Put every line of the rows below into a Markdown table with two columns, Line No and Text, giving each line's number and its text. Leave out blank lines.

+++

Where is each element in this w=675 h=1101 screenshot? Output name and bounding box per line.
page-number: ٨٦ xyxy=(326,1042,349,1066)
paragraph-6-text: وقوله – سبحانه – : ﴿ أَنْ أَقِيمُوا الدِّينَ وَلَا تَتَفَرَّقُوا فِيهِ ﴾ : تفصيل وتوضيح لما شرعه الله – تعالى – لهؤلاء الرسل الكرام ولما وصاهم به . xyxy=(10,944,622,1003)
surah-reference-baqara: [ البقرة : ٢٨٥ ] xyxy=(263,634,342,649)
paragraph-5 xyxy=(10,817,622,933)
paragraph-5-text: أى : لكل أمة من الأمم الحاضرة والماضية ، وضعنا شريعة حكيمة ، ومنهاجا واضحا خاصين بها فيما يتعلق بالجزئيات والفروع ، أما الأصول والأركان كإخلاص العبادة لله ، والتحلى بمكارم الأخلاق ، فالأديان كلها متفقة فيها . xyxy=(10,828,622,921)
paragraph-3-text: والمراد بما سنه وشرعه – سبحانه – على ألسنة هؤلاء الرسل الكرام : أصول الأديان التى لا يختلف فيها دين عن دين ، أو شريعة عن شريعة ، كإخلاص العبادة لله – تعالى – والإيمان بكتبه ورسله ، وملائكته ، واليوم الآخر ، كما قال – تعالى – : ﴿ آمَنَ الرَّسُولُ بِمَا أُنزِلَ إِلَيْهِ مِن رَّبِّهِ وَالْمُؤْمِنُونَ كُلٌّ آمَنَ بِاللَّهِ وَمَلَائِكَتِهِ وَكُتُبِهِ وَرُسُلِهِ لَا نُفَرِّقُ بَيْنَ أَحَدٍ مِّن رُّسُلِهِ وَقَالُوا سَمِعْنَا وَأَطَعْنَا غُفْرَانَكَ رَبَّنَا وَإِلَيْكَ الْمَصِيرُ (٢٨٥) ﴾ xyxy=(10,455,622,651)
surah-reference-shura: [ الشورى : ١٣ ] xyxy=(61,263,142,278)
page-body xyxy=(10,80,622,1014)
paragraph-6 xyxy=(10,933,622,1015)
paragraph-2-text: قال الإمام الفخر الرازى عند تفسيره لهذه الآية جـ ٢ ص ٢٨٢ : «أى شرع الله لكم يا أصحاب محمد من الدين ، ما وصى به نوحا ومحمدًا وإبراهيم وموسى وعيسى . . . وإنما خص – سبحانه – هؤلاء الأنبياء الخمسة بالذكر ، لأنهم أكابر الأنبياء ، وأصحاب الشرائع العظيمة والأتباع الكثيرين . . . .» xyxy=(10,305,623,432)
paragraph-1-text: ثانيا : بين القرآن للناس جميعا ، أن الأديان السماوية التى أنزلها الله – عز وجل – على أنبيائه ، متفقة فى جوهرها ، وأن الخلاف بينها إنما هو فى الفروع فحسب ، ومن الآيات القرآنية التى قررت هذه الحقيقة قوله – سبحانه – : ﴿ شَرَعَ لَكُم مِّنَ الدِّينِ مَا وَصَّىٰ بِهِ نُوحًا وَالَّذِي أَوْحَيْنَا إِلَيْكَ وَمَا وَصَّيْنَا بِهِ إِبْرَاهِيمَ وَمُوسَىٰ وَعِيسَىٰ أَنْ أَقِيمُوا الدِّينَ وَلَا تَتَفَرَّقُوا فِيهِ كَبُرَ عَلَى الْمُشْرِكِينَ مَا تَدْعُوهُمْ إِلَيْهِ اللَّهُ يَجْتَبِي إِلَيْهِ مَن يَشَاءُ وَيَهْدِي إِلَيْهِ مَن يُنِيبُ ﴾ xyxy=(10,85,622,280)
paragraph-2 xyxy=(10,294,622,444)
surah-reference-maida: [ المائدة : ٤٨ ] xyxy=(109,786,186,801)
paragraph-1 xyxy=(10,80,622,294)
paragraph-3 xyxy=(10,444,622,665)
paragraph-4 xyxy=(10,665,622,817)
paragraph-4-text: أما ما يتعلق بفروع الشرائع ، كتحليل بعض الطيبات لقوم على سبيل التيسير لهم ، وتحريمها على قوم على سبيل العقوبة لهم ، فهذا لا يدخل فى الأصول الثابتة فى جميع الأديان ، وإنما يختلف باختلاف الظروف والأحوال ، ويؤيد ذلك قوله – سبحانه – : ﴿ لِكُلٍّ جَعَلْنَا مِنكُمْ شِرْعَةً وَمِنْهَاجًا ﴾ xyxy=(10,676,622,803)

+++

OUTPUT OF THE EXERCISE:
| Line No | Text |
|---|---|
| 1 | Where is each element in this w=675 h=1101 screenshot? Output name and bounding box per line. |
| 2 | page-number: ٨٦ xyxy=(326,1042,349,1066) |
| 3 | paragraph-6-text: وقوله – سبحانه – : ﴿ أَنْ أَقِيمُوا الدِّينَ وَلَا تَتَفَرَّقُوا فِيهِ ﴾ : تفصيل وتوضيح لما شرعه الله – تعالى – لهؤلاء الرسل الكرام ولما وصاهم به . xyxy=(10,944,622,1003) |
| 4 | surah-reference-baqara: [ البقرة : ٢٨٥ ] xyxy=(263,634,342,649) |
| 5 | paragraph-5 xyxy=(10,817,622,933) |
| 6 | paragraph-5-text: أى : لكل أمة من الأمم الحاضرة والماضية ، وضعنا شريعة حكيمة ، ومنهاجا واضحا خاصين بها فيما يتعلق بالجزئيات والفروع ، أما الأصول والأركان كإخلاص العبادة لله ، والتحلى بمكارم الأخلاق ، فالأديان كلها متفقة فيها . xyxy=(10,828,622,921) |
| 7 | paragraph-3-text: والمراد بما سنه وشرعه – سبحانه – على ألسنة هؤلاء الرسل الكرام : أصول الأديان التى لا يختلف فيها دين عن دين ، أو شريعة عن شريعة ، كإخلاص العبادة لله – تعالى – والإيمان بكتبه ورسله ، وملائكته ، واليوم الآخر ، كما قال – تعالى – : ﴿ آمَنَ الرَّسُولُ بِمَا أُنزِلَ إِلَيْهِ مِن رَّبِّهِ وَالْمُؤْمِنُونَ كُلٌّ آمَنَ بِاللَّهِ وَمَلَائِكَتِهِ وَكُتُبِهِ وَرُسُلِهِ لَا نُفَرِّقُ بَيْنَ أَحَدٍ مِّن رُّسُلِهِ وَقَالُوا سَمِعْنَا وَأَطَعْنَا غُفْرَانَكَ رَبَّنَا وَإِلَيْكَ الْمَصِيرُ (٢٨٥) ﴾ xyxy=(10,455,622,651) |
| 8 | surah-reference-shura: [ الشورى : ١٣ ] xyxy=(61,263,142,278) |
| 9 | page-body xyxy=(10,80,622,1014) |
| 10 | paragraph-6 xyxy=(10,933,622,1015) |
| 11 | paragraph-2-text: قال الإمام الفخر الرازى عند تفسيره لهذه الآية جـ ٢ ص ٢٨٢ : «أى شرع الله لكم يا أصحاب محمد من الدين ، ما وصى به نوحا ومحمدًا وإبراهيم وموسى وعيسى . . . وإنما خص – سبحانه – هؤلاء الأنبياء الخمسة بالذكر ، لأنهم أكابر الأنبياء ، وأصحاب الشرائع العظيمة والأتباع الكثيرين . . . .» xyxy=(10,305,623,432) |
| 12 | paragraph-1-text: ثانيا : بين القرآن للناس جميعا ، أن الأديان السماوية التى أنزلها الله – عز وجل – على أنبيائه ، متفقة فى جوهرها ، وأن الخلاف بينها إنما هو فى الفروع فحسب ، ومن الآيات القرآنية التى قررت هذه الحقيقة قوله – سبحانه – : ﴿ شَرَعَ لَكُم مِّنَ الدِّينِ مَا وَصَّىٰ بِهِ نُوحًا وَالَّذِي أَوْحَيْنَا إِلَيْكَ وَمَا وَصَّيْنَا بِهِ إِبْرَاهِيمَ وَمُوسَىٰ وَعِيسَىٰ أَنْ أَقِيمُوا الدِّينَ وَلَا تَتَفَرَّقُوا فِيهِ كَبُرَ عَلَى الْمُشْرِكِينَ مَا تَدْعُوهُمْ إِلَيْهِ اللَّهُ يَجْتَبِي إِلَيْهِ مَن يَشَاءُ وَيَهْدِي إِلَيْهِ مَن يُنِيبُ ﴾ xyxy=(10,85,622,280) |
| 13 | paragraph-2 xyxy=(10,294,622,444) |
| 14 | surah-reference-maida: [ المائدة : ٤٨ ] xyxy=(109,786,186,801) |
| 15 | paragraph-1 xyxy=(10,80,622,294) |
| 16 | paragraph-3 xyxy=(10,444,622,665) |
| 17 | paragraph-4 xyxy=(10,665,622,817) |
| 18 | paragraph-4-text: أما ما يتعلق بفروع الشرائع ، كتحليل بعض الطيبات لقوم على سبيل التيسير لهم ، وتحريمها على قوم على سبيل العقوبة لهم ، فهذا لا يدخل فى الأصول الثابتة فى جميع الأديان ، وإنما يختلف باختلاف الظروف والأحوال ، ويؤيد ذلك قوله – سبحانه – : ﴿ لِكُلٍّ جَعَلْنَا مِنكُمْ شِرْعَةً وَمِنْهَاجًا ﴾ xyxy=(10,676,622,803) |